*What you have to do*. Rewrite everything from "Give me the" down to "- data-point: [1437, 34, 1463, 60]" with "x-axis tick label" swapped in wherever "x-tick-label" appears, keeping the rest the same. Leave the pictures out.

*Given records*.
* * * * * * * * *

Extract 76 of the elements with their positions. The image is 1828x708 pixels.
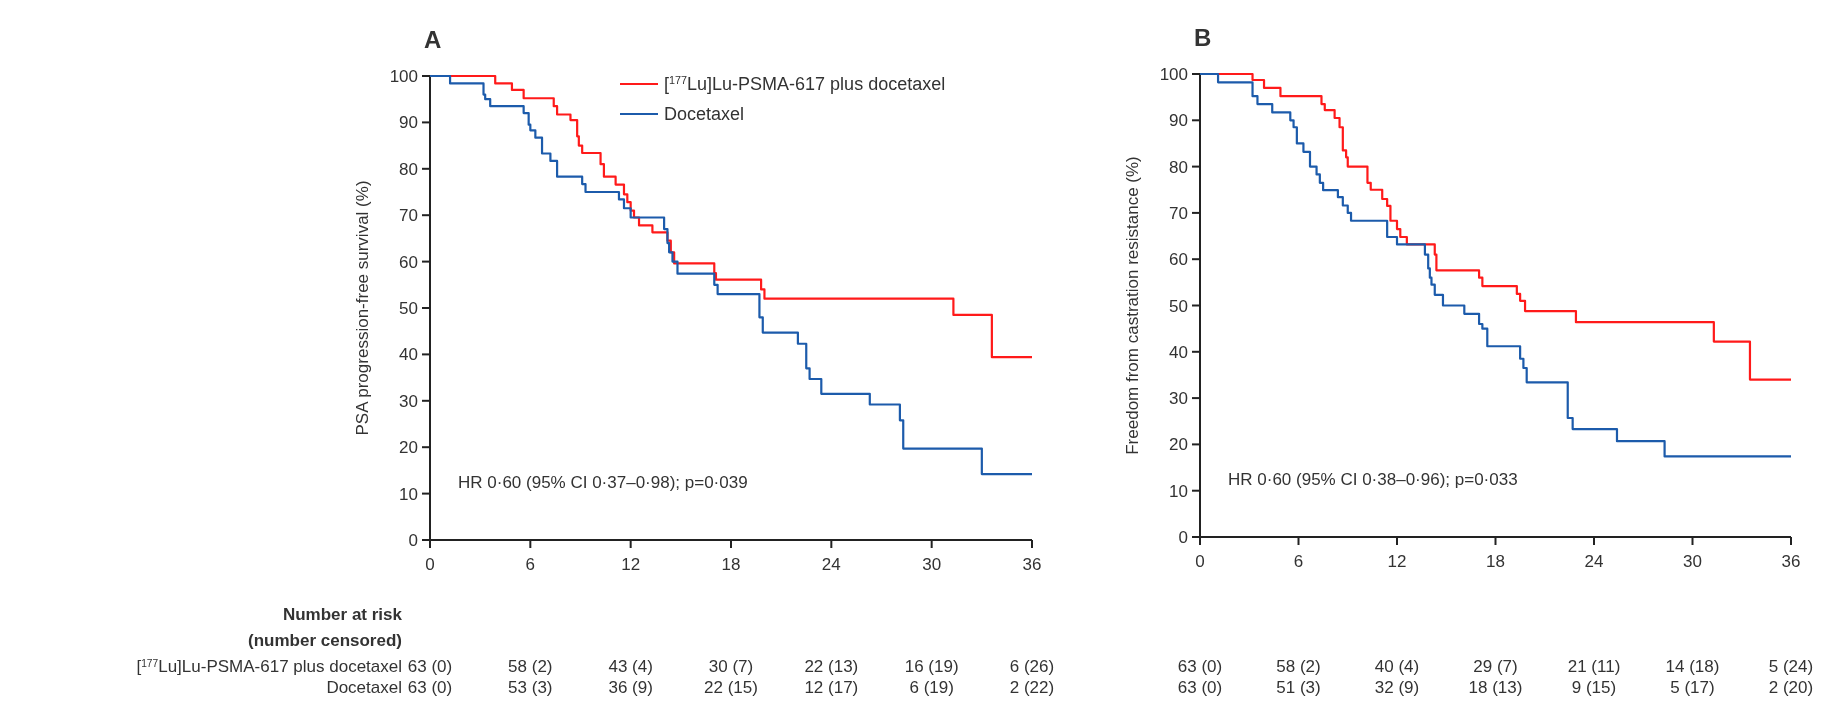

* * * * * * * * *

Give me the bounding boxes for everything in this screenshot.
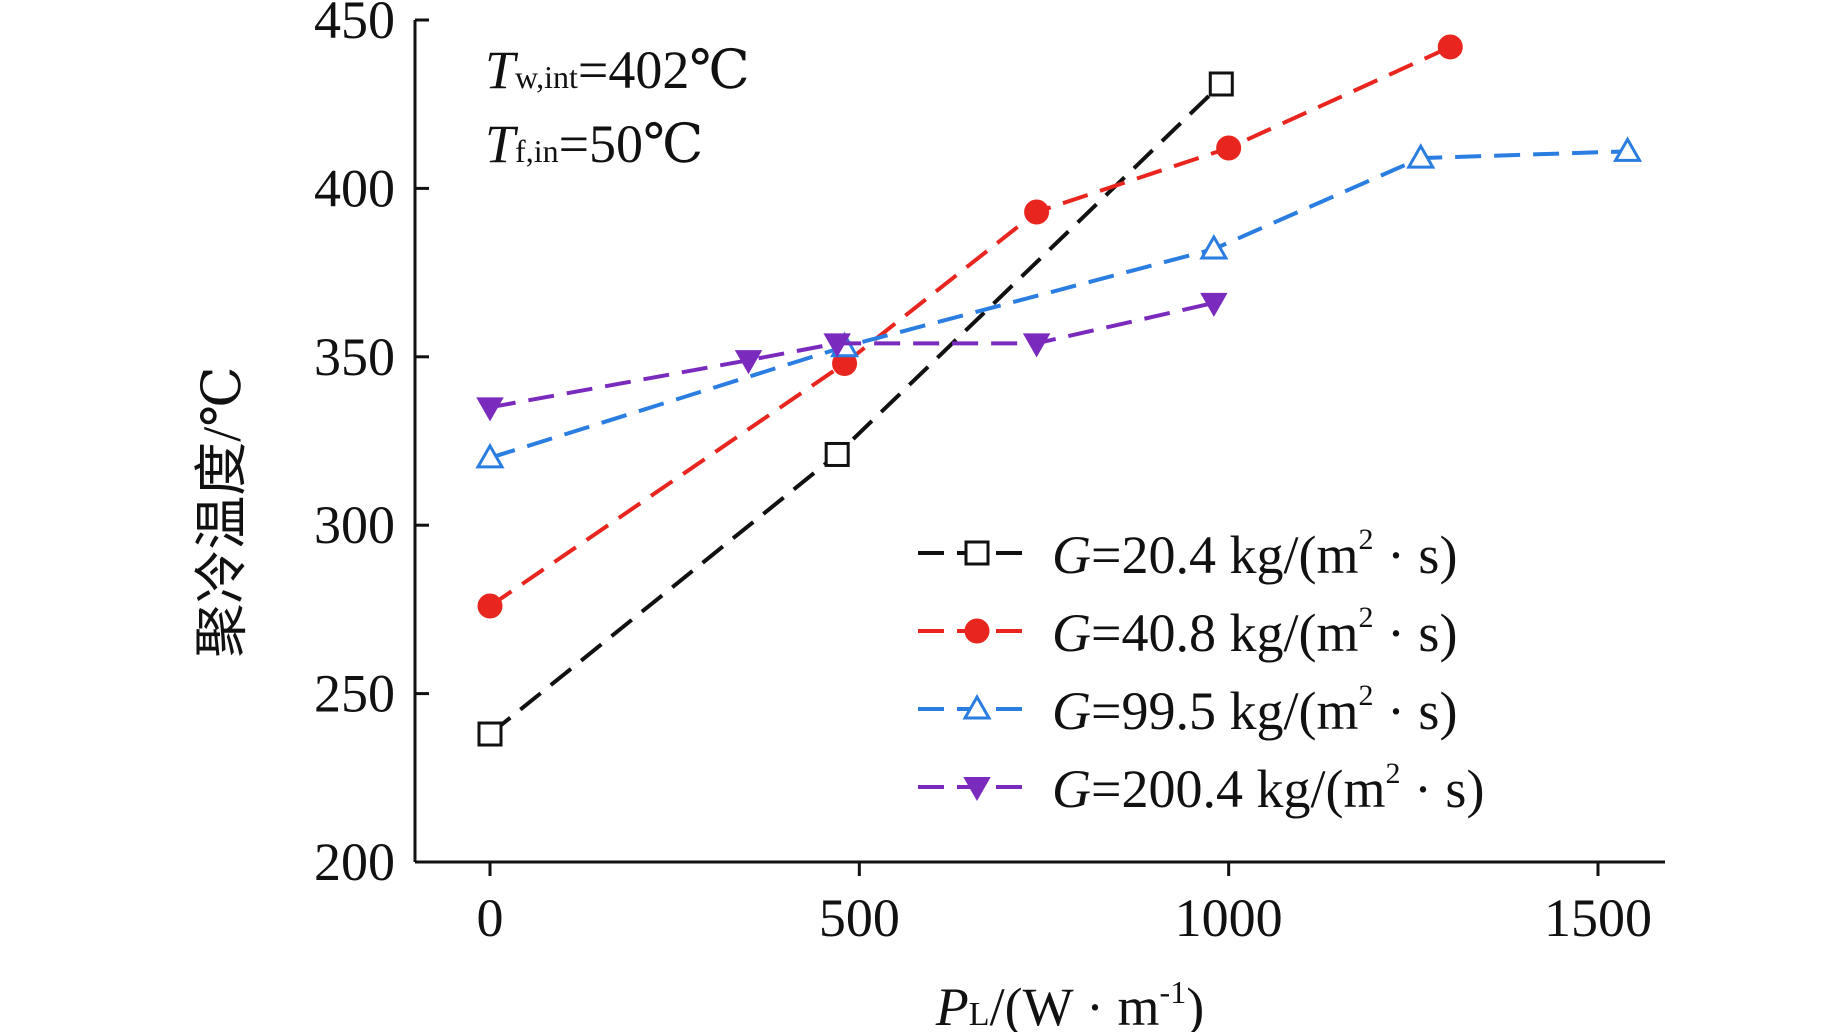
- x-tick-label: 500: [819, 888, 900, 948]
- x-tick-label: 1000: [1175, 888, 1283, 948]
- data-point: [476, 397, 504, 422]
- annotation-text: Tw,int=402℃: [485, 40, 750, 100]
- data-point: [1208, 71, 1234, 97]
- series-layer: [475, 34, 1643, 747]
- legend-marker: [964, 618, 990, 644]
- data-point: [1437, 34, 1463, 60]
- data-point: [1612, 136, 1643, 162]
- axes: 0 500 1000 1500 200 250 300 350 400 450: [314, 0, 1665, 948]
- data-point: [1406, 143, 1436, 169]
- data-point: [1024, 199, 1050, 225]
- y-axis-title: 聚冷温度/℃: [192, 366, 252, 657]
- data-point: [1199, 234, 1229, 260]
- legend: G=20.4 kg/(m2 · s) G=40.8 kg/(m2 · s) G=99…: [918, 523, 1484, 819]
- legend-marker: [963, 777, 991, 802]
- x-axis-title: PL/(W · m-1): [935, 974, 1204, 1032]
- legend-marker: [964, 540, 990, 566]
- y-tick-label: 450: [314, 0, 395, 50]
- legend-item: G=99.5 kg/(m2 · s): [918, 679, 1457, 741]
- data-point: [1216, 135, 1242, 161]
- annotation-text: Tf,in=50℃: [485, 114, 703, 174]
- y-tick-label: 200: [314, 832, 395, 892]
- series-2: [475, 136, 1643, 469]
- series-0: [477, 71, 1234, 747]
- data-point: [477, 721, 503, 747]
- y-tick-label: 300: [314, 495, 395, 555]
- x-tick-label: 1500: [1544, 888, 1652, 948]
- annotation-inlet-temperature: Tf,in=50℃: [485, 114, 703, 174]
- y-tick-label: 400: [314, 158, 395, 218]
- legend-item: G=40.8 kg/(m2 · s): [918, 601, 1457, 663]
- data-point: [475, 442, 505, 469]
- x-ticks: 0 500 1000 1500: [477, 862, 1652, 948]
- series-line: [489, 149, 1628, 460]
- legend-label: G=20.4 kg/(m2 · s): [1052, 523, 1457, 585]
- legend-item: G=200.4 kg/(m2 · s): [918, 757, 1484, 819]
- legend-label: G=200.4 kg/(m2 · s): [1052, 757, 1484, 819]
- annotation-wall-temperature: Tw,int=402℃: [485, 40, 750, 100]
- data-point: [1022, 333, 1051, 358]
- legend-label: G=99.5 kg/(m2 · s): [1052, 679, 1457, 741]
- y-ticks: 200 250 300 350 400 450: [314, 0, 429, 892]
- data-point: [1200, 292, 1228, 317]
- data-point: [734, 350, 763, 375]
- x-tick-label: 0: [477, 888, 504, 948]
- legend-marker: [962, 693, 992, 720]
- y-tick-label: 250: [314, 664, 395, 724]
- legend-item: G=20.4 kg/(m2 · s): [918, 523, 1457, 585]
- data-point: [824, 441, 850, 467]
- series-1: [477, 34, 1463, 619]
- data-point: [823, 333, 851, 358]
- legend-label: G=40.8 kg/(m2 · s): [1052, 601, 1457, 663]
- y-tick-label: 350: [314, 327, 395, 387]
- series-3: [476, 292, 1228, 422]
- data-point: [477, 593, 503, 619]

* * * * * * * * *

*Answer in full*.
Give me the bounding boxes for everything in this screenshot.
- x-axis tick label: 500: [819, 888, 900, 948]
- x-axis tick label: 1000: [1175, 888, 1283, 948]
- data-point: [476, 397, 504, 422]
- annotation-text: Tw,int=402℃: [485, 40, 750, 100]
- data-point: [1208, 71, 1234, 97]
- series-layer: [475, 34, 1643, 747]
- legend-marker: [964, 618, 990, 644]
- data-point: [1437, 34, 1463, 60]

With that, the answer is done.